• **What is asked**: Copy every one of these items line for line, with no changes.

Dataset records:
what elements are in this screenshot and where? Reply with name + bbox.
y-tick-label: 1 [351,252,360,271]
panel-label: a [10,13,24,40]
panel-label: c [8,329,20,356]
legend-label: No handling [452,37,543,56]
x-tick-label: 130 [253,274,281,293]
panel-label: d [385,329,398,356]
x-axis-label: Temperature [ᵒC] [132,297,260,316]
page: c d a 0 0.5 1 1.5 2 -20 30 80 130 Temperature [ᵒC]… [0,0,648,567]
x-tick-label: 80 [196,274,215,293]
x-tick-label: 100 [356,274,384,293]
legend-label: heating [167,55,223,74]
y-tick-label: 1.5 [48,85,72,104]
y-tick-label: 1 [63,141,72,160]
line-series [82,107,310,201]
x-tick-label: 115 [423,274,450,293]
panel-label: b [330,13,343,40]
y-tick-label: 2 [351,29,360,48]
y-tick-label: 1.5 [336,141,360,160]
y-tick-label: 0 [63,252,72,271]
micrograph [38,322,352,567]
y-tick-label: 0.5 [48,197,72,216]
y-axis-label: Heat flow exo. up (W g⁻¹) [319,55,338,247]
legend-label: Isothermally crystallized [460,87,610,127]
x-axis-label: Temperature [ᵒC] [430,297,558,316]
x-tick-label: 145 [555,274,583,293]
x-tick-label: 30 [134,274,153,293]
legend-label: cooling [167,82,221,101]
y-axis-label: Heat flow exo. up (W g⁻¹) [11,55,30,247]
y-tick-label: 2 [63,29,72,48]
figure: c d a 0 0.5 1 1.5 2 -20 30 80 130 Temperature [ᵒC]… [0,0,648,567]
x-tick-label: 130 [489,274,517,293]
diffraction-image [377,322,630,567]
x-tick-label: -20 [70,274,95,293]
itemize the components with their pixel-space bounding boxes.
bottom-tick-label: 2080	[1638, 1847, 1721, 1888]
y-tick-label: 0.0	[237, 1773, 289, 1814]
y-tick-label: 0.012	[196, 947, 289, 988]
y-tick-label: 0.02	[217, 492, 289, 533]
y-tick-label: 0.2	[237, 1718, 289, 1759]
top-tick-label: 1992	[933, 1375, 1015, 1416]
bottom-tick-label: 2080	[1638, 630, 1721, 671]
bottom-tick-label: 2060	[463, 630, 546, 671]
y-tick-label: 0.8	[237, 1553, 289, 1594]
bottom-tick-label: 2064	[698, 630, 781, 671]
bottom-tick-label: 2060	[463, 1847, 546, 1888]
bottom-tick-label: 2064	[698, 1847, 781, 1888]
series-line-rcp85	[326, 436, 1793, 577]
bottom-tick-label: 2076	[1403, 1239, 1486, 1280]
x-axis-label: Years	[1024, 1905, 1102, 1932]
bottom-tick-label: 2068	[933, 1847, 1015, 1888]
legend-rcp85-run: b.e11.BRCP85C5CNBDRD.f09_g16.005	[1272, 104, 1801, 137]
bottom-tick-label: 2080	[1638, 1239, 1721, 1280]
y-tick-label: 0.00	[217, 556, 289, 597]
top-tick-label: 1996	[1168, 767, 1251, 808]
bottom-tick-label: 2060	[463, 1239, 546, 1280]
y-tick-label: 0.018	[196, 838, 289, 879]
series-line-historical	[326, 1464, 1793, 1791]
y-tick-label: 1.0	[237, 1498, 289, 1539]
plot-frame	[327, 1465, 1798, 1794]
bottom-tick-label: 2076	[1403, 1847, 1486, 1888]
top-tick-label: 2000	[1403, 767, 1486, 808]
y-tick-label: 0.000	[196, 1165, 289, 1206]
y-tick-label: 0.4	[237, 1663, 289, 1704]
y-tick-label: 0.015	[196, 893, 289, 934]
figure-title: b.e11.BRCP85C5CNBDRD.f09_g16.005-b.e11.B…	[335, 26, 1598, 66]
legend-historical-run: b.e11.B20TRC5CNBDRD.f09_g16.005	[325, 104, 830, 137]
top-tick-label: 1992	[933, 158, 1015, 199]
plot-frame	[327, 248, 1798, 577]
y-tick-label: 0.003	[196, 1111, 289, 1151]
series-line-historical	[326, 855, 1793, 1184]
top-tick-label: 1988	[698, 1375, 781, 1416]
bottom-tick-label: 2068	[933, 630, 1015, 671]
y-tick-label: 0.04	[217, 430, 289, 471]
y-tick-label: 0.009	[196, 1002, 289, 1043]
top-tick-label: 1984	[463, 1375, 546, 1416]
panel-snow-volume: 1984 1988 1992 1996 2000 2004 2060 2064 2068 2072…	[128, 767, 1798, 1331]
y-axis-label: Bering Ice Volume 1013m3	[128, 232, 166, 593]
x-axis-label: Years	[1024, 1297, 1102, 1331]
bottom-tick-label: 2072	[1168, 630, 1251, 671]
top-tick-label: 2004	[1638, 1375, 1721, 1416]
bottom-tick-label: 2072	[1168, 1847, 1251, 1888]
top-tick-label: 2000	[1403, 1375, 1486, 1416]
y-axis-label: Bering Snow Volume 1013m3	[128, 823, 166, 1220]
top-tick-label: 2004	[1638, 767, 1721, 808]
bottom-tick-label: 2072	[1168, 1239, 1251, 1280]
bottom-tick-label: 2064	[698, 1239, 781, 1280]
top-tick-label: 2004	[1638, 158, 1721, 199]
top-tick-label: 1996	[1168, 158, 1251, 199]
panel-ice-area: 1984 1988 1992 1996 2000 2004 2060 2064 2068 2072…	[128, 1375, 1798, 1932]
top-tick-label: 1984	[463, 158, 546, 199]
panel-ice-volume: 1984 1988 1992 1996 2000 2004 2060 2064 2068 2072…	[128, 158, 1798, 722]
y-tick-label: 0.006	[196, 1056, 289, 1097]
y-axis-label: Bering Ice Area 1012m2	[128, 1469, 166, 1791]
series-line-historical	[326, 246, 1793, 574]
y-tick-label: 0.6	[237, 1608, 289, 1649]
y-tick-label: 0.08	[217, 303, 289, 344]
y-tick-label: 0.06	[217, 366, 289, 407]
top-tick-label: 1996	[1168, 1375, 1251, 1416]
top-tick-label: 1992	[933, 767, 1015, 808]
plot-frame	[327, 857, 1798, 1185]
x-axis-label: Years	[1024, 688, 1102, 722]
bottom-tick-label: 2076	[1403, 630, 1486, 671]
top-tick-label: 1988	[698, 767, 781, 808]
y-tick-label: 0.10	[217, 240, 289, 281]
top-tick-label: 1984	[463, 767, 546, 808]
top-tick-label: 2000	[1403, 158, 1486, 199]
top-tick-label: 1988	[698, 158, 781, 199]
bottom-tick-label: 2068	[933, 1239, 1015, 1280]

• **Expected output**:
what elements are in this screenshot and where? Reply with name + bbox.
y-tick-label: 1 [351,252,360,271]
panel-label: a [10,13,24,40]
panel-label: c [8,329,20,356]
legend-label: No handling [452,37,543,56]
x-tick-label: 130 [253,274,281,293]
panel-label: d [385,329,398,356]
x-axis-label: Temperature [ᵒC] [132,297,260,316]
page: c d a 0 0.5 1 1.5 2 -20 30 80 130 Temperature [ᵒC]… [0,0,648,567]
x-tick-label: 80 [196,274,215,293]
x-tick-label: 100 [356,274,384,293]
legend-label: heating [167,55,223,74]
y-tick-label: 1.5 [48,85,72,104]
y-tick-label: 1 [63,141,72,160]
line-series [82,107,310,201]
x-tick-label: 115 [423,274,450,293]
panel-label: b [330,13,343,40]
y-tick-label: 2 [351,29,360,48]
y-tick-label: 1.5 [336,141,360,160]
y-tick-label: 0 [63,252,72,271]
micrograph [38,322,352,567]
y-tick-label: 0.5 [48,197,72,216]
y-axis-label: Heat flow exo. up (W g⁻¹) [319,55,338,247]
legend-label: Isothermally crystallized [460,87,610,127]
x-axis-label: Temperature [ᵒC] [430,297,558,316]
x-tick-label: 145 [555,274,583,293]
x-tick-label: 30 [134,274,153,293]
legend-label: cooling [167,82,221,101]
y-axis-label: Heat flow exo. up (W g⁻¹) [11,55,30,247]
y-tick-label: 2 [63,29,72,48]
figure: c d a 0 0.5 1 1.5 2 -20 30 80 130 Temperature [ᵒC]… [0,0,648,567]
x-tick-label: 130 [489,274,517,293]
diffraction-image [377,322,630,567]
x-tick-label: -20 [70,274,95,293]
itemize the components with their pixel-space bounding boxes.
bottom-tick-label: 2080	[1638, 1847, 1721, 1888]
y-tick-label: 0.0	[237, 1773, 289, 1814]
y-tick-label: 0.012	[196, 947, 289, 988]
y-tick-label: 0.02	[217, 492, 289, 533]
y-tick-label: 0.2	[237, 1718, 289, 1759]
top-tick-label: 1992	[933, 1375, 1015, 1416]
bottom-tick-label: 2080	[1638, 630, 1721, 671]
bottom-tick-label: 2060	[463, 630, 546, 671]
y-tick-label: 0.8	[237, 1553, 289, 1594]
bottom-tick-label: 2064	[698, 630, 781, 671]
bottom-tick-label: 2060	[463, 1847, 546, 1888]
bottom-tick-label: 2064	[698, 1847, 781, 1888]
series-line-rcp85	[326, 436, 1793, 577]
bottom-tick-label: 2076	[1403, 1239, 1486, 1280]
x-axis-label: Years	[1024, 1905, 1102, 1932]
bottom-tick-label: 2068	[933, 1847, 1015, 1888]
legend-rcp85-run: b.e11.BRCP85C5CNBDRD.f09_g16.005	[1272, 104, 1801, 137]
bottom-tick-label: 2080	[1638, 1239, 1721, 1280]
y-tick-label: 0.00	[217, 556, 289, 597]
top-tick-label: 1996	[1168, 767, 1251, 808]
bottom-tick-label: 2060	[463, 1239, 546, 1280]
y-tick-label: 0.018	[196, 838, 289, 879]
series-line-historical	[326, 1464, 1793, 1791]
y-tick-label: 1.0	[237, 1498, 289, 1539]
plot-frame	[327, 1465, 1798, 1794]
bottom-tick-label: 2076	[1403, 1847, 1486, 1888]
top-tick-label: 2000	[1403, 767, 1486, 808]
y-tick-label: 0.000	[196, 1165, 289, 1206]
y-tick-label: 0.4	[237, 1663, 289, 1704]
y-tick-label: 0.015	[196, 893, 289, 934]
figure-title: b.e11.BRCP85C5CNBDRD.f09_g16.005-b.e11.B…	[335, 26, 1598, 66]
legend-historical-run: b.e11.B20TRC5CNBDRD.f09_g16.005	[325, 104, 830, 137]
top-tick-label: 1992	[933, 158, 1015, 199]
plot-frame	[327, 248, 1798, 577]
y-tick-label: 0.003	[196, 1111, 289, 1151]
series-line-historical	[326, 855, 1793, 1184]
top-tick-label: 1988	[698, 1375, 781, 1416]
bottom-tick-label: 2068	[933, 630, 1015, 671]
y-tick-label: 0.04	[217, 430, 289, 471]
y-tick-label: 0.009	[196, 1002, 289, 1043]
top-tick-label: 1984	[463, 1375, 546, 1416]
panel-snow-volume: 1984 1988 1992 1996 2000 2004 2060 2064 2068 2072…	[128, 767, 1798, 1331]
y-axis-label: Bering Ice Volume 1013m3	[128, 232, 166, 593]
x-axis-label: Years	[1024, 1297, 1102, 1331]
bottom-tick-label: 2072	[1168, 630, 1251, 671]
top-tick-label: 2004	[1638, 1375, 1721, 1416]
bottom-tick-label: 2072	[1168, 1847, 1251, 1888]
top-tick-label: 2000	[1403, 1375, 1486, 1416]
y-axis-label: Bering Snow Volume 1013m3	[128, 823, 166, 1220]
top-tick-label: 2004	[1638, 767, 1721, 808]
bottom-tick-label: 2072	[1168, 1239, 1251, 1280]
bottom-tick-label: 2064	[698, 1239, 781, 1280]
top-tick-label: 2004	[1638, 158, 1721, 199]
top-tick-label: 1996	[1168, 158, 1251, 199]
panel-ice-area: 1984 1988 1992 1996 2000 2004 2060 2064 2068 2072…	[128, 1375, 1798, 1932]
top-tick-label: 1984	[463, 158, 546, 199]
panel-ice-volume: 1984 1988 1992 1996 2000 2004 2060 2064 2068 2072…	[128, 158, 1798, 722]
y-tick-label: 0.006	[196, 1056, 289, 1097]
y-axis-label: Bering Ice Area 1012m2	[128, 1469, 166, 1791]
series-line-historical	[326, 246, 1793, 574]
y-tick-label: 0.6	[237, 1608, 289, 1649]
y-tick-label: 0.08	[217, 303, 289, 344]
y-tick-label: 0.06	[217, 366, 289, 407]
top-tick-label: 1996	[1168, 1375, 1251, 1416]
top-tick-label: 1992	[933, 767, 1015, 808]
plot-frame	[327, 857, 1798, 1185]
x-axis-label: Years	[1024, 688, 1102, 722]
bottom-tick-label: 2076	[1403, 630, 1486, 671]
top-tick-label: 1988	[698, 767, 781, 808]
y-tick-label: 0.10	[217, 240, 289, 281]
top-tick-label: 1984	[463, 767, 546, 808]
top-tick-label: 2000	[1403, 158, 1486, 199]
top-tick-label: 1988	[698, 158, 781, 199]
bottom-tick-label: 2068	[933, 1239, 1015, 1280]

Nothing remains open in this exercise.